Task objective:
Your task is to copy the material exactly.
-- start Exercise material --
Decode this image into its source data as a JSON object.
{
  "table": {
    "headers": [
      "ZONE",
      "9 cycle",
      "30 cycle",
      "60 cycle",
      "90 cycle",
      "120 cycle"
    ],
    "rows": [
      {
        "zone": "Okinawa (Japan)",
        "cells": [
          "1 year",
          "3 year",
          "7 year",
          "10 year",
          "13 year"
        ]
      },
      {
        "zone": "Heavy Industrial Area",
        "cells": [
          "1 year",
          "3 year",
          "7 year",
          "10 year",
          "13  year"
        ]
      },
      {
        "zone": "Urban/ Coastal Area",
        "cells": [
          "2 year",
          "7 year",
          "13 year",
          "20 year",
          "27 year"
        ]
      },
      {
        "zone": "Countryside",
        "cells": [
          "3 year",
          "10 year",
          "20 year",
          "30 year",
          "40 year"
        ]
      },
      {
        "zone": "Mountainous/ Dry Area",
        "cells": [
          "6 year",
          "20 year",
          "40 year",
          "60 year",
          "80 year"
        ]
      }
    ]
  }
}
-- end Exercise material --
Exercise solution:
Decode this image into its source data as a JSON object.
{
  "table": {
    "headers": [
      "ZONE",
      "9 cycle",
      "30 cycle",
      "60 cycle",
      "90 cycle",
      "120 cycle"
    ],
    "rows": [
      {
        "zone": "Okinawa (Japan)",
        "cells": [
          "1 year",
          "3 year",
          "7 year",
          "10 year",
          "13 year"
        ]
      },
      {
        "zone": "Heavy Industrial Area",
        "cells": [
          "1 year",
          "3 year",
          "7 year",
          "10 year",
          "13  year"
        ]
      },
      {
        "zone": "Urban/ Coastal Area",
        "cells": [
          "2 year",
          "7 year",
          "13 year",
          "20 year",
          "27 year"
        ]
      },
      {
        "zone": "Countryside",
        "cells": [
          "3 year",
          "10 year",
          "20 year",
          "30 year",
          "40 year"
        ]
      },
      {
        "zone": "Mountainous/ Dry Area",
        "cells": [
          "6 year",
          "20 year",
          "40 year",
          "60 year",
          "80 year"
        ]
      }
    ]
  }
}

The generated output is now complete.